→ Stated goal
Please write out the material that follows, exactly as it stands.

→ Material for this task
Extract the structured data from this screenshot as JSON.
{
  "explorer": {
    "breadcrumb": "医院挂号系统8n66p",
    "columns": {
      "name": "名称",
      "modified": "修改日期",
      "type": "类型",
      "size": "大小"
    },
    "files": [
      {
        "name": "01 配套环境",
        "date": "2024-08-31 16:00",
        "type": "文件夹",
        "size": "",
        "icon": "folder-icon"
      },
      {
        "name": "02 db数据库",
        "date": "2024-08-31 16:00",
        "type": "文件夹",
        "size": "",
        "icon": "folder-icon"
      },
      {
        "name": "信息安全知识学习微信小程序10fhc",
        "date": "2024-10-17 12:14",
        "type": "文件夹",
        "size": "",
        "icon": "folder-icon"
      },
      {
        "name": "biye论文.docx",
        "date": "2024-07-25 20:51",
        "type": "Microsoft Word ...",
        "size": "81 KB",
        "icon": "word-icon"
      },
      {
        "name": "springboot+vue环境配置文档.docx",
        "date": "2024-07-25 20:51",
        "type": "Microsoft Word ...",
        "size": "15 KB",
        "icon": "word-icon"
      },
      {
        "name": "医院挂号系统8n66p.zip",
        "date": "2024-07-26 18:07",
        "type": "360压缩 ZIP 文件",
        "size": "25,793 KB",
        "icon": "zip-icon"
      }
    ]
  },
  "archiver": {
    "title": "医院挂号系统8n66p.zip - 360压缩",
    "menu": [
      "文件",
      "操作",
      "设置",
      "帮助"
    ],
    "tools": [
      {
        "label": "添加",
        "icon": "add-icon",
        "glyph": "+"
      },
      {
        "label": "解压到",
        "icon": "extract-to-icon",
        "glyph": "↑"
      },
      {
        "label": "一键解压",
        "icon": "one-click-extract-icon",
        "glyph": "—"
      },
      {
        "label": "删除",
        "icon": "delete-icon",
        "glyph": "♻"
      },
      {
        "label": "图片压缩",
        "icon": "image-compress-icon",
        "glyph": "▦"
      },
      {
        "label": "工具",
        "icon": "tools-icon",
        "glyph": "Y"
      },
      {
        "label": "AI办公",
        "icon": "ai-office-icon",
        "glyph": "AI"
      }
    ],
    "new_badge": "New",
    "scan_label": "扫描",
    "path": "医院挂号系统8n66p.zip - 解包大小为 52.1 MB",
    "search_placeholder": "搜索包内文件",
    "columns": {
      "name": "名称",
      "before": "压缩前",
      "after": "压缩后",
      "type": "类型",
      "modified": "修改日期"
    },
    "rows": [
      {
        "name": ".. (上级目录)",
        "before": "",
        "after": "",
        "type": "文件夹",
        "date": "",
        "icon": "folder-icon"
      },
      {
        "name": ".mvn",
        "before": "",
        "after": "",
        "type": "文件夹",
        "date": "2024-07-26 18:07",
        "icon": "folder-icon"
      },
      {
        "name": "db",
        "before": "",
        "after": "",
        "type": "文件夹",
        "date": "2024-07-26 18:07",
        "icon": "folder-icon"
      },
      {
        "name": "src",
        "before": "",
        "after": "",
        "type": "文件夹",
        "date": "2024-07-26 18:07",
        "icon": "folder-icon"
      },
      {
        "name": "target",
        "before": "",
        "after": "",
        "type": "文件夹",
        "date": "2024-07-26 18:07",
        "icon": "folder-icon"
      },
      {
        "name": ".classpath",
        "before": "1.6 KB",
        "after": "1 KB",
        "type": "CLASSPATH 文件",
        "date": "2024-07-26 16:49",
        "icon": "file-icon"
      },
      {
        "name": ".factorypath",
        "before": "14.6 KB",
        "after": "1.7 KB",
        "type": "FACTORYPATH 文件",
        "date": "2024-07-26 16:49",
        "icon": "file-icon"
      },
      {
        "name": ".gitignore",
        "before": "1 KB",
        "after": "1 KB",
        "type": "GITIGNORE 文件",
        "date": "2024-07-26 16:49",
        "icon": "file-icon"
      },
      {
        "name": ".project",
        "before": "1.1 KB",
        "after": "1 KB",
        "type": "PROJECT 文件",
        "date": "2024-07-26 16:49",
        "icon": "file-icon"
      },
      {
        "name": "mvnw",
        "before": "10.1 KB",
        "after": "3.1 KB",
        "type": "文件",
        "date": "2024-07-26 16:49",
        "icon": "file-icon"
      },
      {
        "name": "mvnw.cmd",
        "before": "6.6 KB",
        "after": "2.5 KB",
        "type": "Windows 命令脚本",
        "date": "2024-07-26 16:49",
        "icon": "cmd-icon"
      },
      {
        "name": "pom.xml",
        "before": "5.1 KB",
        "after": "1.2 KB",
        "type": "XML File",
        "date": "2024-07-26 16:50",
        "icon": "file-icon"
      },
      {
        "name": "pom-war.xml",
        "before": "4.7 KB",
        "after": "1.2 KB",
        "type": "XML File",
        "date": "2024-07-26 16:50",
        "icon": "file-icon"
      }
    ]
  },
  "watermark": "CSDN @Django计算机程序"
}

→ Result for this exercise
Extract the structured data from this screenshot as JSON.
{
  "explorer": {
    "breadcrumb": "医院挂号系统8n66p",
    "columns": {
      "name": "名称",
      "modified": "修改日期",
      "type": "类型",
      "size": "大小"
    },
    "files": [
      {
        "name": "01 配套环境",
        "date": "2024-08-31 16:00",
        "type": "文件夹",
        "size": "",
        "icon": "folder-icon"
      },
      {
        "name": "02 db数据库",
        "date": "2024-08-31 16:00",
        "type": "文件夹",
        "size": "",
        "icon": "folder-icon"
      },
      {
        "name": "信息安全知识学习微信小程序10fhc",
        "date": "2024-10-17 12:14",
        "type": "文件夹",
        "size": "",
        "icon": "folder-icon"
      },
      {
        "name": "biye论文.docx",
        "date": "2024-07-25 20:51",
        "type": "Microsoft Word ...",
        "size": "81 KB",
        "icon": "word-icon"
      },
      {
        "name": "springboot+vue环境配置文档.docx",
        "date": "2024-07-25 20:51",
        "type": "Microsoft Word ...",
        "size": "15 KB",
        "icon": "word-icon"
      },
      {
        "name": "医院挂号系统8n66p.zip",
        "date": "2024-07-26 18:07",
        "type": "360压缩 ZIP 文件",
        "size": "25,793 KB",
        "icon": "zip-icon"
      }
    ]
  },
  "archiver": {
    "title": "医院挂号系统8n66p.zip - 360压缩",
    "menu": [
      "文件",
      "操作",
      "设置",
      "帮助"
    ],
    "tools": [
      {
        "label": "添加",
        "icon": "add-icon",
        "glyph": "+"
      },
      {
        "label": "解压到",
        "icon": "extract-to-icon",
        "glyph": "↑"
      },
      {
        "label": "一键解压",
        "icon": "one-click-extract-icon",
        "glyph": "—"
      },
      {
        "label": "删除",
        "icon": "delete-icon",
        "glyph": "♻"
      },
      {
        "label": "图片压缩",
        "icon": "image-compress-icon",
        "glyph": "▦"
      },
      {
        "label": "工具",
        "icon": "tools-icon",
        "glyph": "Y"
      },
      {
        "label": "AI办公",
        "icon": "ai-office-icon",
        "glyph": "AI"
      }
    ],
    "new_badge": "New",
    "scan_label": "扫描",
    "path": "医院挂号系统8n66p.zip - 解包大小为 52.1 MB",
    "search_placeholder": "搜索包内文件",
    "columns": {
      "name": "名称",
      "before": "压缩前",
      "after": "压缩后",
      "type": "类型",
      "modified": "修改日期"
    },
    "rows": [
      {
        "name": ".. (上级目录)",
        "before": "",
        "after": "",
        "type": "文件夹",
        "date": "",
        "icon": "folder-icon"
      },
      {
        "name": ".mvn",
        "before": "",
        "after": "",
        "type": "文件夹",
        "date": "2024-07-26 18:07",
        "icon": "folder-icon"
      },
      {
        "name": "db",
        "before": "",
        "after": "",
        "type": "文件夹",
        "date": "2024-07-26 18:07",
        "icon": "folder-icon"
      },
      {
        "name": "src",
        "before": "",
        "after": "",
        "type": "文件夹",
        "date": "2024-07-26 18:07",
        "icon": "folder-icon"
      },
      {
        "name": "target",
        "before": "",
        "after": "",
        "type": "文件夹",
        "date": "2024-07-26 18:07",
        "icon": "folder-icon"
      },
      {
        "name": ".classpath",
        "before": "1.6 KB",
        "after": "1 KB",
        "type": "CLASSPATH 文件",
        "date": "2024-07-26 16:49",
        "icon": "file-icon"
      },
      {
        "name": ".factorypath",
        "before": "14.6 KB",
        "after": "1.7 KB",
        "type": "FACTORYPATH 文件",
        "date": "2024-07-26 16:49",
        "icon": "file-icon"
      },
      {
        "name": ".gitignore",
        "before": "1 KB",
        "after": "1 KB",
        "type": "GITIGNORE 文件",
        "date": "2024-07-26 16:49",
        "icon": "file-icon"
      },
      {
        "name": ".project",
        "before": "1.1 KB",
        "after": "1 KB",
        "type": "PROJECT 文件",
        "date": "2024-07-26 16:49",
        "icon": "file-icon"
      },
      {
        "name": "mvnw",
        "before": "10.1 KB",
        "after": "3.1 KB",
        "type": "文件",
        "date": "2024-07-26 16:49",
        "icon": "file-icon"
      },
      {
        "name": "mvnw.cmd",
        "before": "6.6 KB",
        "after": "2.5 KB",
        "type": "Windows 命令脚本",
        "date": "2024-07-26 16:49",
        "icon": "cmd-icon"
      },
      {
        "name": "pom.xml",
        "before": "5.1 KB",
        "after": "1.2 KB",
        "type": "XML File",
        "date": "2024-07-26 16:50",
        "icon": "file-icon"
      },
      {
        "name": "pom-war.xml",
        "before": "4.7 KB",
        "after": "1.2 KB",
        "type": "XML File",
        "date": "2024-07-26 16:50",
        "icon": "file-icon"
      }
    ]
  },
  "watermark": "CSDN @Django计算机程序"
}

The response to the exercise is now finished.